▶ _Request_: Find the number of lines in these records where the word "JSON" appears. Reply with that number and nothing more.

▶ _Entries provided_:
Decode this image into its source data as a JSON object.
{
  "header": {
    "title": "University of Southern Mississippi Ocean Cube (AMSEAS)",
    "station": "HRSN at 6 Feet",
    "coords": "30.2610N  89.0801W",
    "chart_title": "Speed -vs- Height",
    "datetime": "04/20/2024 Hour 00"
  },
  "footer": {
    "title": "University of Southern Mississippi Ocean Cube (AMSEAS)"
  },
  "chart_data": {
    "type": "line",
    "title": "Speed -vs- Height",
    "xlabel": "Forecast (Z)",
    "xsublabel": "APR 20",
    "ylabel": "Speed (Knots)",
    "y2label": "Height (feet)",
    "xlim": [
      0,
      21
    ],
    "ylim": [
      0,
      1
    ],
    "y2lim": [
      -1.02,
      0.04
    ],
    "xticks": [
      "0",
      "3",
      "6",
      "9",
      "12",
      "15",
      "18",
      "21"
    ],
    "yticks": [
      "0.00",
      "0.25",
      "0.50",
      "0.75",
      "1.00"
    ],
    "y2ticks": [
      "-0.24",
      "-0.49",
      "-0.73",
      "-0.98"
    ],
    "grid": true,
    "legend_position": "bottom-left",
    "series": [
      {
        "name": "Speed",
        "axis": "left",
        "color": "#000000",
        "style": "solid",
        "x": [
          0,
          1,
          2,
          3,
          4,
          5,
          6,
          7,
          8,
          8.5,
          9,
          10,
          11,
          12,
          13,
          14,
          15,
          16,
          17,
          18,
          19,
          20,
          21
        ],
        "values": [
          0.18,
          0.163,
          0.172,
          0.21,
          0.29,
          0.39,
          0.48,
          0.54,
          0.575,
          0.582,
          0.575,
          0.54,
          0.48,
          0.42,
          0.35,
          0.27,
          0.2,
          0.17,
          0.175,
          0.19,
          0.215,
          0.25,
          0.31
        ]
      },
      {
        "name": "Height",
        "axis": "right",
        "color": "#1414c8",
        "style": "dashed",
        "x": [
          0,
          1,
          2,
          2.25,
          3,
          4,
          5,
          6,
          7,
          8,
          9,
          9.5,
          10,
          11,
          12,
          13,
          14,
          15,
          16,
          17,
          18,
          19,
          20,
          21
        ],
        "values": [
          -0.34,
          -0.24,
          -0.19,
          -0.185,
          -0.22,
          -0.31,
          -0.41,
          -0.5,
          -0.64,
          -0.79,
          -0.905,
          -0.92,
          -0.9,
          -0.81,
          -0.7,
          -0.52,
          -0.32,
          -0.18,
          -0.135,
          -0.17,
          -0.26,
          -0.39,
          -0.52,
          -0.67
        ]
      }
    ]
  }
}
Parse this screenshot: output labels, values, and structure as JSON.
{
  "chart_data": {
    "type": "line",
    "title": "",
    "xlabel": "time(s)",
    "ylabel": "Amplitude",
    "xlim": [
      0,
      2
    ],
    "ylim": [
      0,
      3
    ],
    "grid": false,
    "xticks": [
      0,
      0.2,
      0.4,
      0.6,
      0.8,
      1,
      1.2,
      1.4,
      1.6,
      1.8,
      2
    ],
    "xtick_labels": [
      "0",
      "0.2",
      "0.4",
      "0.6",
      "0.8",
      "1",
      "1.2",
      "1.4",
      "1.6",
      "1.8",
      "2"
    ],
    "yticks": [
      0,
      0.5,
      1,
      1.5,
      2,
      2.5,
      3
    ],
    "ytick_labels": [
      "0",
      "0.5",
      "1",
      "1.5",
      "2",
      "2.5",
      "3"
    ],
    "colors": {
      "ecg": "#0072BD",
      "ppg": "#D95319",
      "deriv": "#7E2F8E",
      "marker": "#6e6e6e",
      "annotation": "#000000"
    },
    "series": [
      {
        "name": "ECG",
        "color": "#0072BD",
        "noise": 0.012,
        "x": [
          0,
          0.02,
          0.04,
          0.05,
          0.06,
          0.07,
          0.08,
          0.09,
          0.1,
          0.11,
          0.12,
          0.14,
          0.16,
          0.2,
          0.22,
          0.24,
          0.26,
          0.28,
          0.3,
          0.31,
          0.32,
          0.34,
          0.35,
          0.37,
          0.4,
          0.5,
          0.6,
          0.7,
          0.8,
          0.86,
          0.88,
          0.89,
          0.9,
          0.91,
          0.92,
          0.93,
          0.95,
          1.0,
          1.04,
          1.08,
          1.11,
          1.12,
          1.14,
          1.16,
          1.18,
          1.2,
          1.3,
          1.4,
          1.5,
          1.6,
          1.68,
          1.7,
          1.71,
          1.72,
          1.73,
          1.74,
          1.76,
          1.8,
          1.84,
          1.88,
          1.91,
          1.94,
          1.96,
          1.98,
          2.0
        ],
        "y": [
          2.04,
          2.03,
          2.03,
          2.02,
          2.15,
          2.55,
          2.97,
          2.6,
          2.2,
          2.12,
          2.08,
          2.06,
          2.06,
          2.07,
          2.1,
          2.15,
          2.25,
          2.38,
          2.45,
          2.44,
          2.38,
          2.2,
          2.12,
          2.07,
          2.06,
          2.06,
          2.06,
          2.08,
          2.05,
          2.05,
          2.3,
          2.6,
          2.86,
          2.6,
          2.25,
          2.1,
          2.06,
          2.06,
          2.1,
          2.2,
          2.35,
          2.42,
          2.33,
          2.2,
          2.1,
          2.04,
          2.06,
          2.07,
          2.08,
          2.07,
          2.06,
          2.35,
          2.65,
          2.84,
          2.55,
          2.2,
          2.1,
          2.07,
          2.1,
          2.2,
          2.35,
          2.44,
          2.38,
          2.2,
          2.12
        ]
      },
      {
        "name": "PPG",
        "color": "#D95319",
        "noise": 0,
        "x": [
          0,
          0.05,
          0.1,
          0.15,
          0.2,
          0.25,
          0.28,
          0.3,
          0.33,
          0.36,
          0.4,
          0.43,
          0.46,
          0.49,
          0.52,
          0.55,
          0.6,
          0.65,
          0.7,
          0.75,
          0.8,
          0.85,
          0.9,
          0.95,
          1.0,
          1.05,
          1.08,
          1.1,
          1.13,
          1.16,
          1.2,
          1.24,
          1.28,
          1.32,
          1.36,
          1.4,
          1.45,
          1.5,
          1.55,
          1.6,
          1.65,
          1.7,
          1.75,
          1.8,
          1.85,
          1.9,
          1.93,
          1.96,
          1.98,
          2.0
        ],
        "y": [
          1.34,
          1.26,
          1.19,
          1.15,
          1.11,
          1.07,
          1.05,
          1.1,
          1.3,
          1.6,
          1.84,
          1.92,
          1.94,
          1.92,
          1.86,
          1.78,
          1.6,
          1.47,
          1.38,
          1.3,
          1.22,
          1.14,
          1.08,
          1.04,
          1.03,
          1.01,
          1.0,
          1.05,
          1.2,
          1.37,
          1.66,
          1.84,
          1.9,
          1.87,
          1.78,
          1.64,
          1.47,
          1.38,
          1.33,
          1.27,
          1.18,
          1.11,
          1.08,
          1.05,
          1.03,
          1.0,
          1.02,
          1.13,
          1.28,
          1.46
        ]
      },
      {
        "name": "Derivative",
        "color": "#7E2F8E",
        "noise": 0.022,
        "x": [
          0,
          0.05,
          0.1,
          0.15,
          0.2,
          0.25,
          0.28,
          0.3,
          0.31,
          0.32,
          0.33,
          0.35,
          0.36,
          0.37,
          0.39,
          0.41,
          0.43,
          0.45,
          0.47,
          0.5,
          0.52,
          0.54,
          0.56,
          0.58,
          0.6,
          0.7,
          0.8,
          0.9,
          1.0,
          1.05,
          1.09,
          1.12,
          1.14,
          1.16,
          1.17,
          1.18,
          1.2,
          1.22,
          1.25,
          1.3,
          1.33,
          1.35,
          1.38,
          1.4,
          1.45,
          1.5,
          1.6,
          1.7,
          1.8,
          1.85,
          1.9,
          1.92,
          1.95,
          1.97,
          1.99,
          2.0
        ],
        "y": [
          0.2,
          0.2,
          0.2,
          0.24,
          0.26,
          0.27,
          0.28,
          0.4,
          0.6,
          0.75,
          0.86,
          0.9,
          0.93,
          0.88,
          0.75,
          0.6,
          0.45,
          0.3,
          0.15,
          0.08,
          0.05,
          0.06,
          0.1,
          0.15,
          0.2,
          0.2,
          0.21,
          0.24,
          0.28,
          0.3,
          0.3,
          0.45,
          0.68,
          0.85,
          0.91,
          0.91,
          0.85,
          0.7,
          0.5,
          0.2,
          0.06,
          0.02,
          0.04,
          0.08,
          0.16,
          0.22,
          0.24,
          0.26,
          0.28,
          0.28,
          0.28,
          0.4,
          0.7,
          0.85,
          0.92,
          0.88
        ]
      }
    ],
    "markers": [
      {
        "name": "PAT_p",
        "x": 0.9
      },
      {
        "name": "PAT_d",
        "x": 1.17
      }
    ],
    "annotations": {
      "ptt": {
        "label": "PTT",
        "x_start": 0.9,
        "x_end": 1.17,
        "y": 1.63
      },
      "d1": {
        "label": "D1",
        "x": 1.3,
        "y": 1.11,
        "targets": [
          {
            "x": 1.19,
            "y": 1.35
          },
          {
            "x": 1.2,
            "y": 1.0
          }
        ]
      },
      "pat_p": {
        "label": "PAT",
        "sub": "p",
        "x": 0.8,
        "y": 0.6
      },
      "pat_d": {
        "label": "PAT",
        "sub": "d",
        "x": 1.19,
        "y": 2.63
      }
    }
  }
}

▶ _Written response_: 2